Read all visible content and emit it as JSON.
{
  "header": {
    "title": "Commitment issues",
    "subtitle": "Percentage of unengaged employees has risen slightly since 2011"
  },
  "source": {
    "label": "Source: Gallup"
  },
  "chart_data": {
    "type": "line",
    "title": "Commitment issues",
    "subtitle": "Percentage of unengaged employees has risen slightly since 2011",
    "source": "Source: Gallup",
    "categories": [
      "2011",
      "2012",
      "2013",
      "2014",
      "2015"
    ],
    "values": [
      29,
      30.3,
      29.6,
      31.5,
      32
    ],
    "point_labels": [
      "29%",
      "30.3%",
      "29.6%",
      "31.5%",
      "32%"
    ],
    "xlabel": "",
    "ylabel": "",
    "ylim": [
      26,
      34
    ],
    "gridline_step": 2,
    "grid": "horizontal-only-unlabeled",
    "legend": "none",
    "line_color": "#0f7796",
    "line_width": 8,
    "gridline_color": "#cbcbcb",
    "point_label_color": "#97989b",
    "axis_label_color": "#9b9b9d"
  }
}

*Exercise description*
Repeat the listing above without any change.

*Result of the task*
Read all visible content and emit it as JSON.
{
  "header": {
    "title": "Commitment issues",
    "subtitle": "Percentage of unengaged employees has risen slightly since 2011"
  },
  "source": {
    "label": "Source: Gallup"
  },
  "chart_data": {
    "type": "line",
    "title": "Commitment issues",
    "subtitle": "Percentage of unengaged employees has risen slightly since 2011",
    "source": "Source: Gallup",
    "categories": [
      "2011",
      "2012",
      "2013",
      "2014",
      "2015"
    ],
    "values": [
      29,
      30.3,
      29.6,
      31.5,
      32
    ],
    "point_labels": [
      "29%",
      "30.3%",
      "29.6%",
      "31.5%",
      "32%"
    ],
    "xlabel": "",
    "ylabel": "",
    "ylim": [
      26,
      34
    ],
    "gridline_step": 2,
    "grid": "horizontal-only-unlabeled",
    "legend": "none",
    "line_color": "#0f7796",
    "line_width": 8,
    "gridline_color": "#cbcbcb",
    "point_label_color": "#97989b",
    "axis_label_color": "#9b9b9d"
  }
}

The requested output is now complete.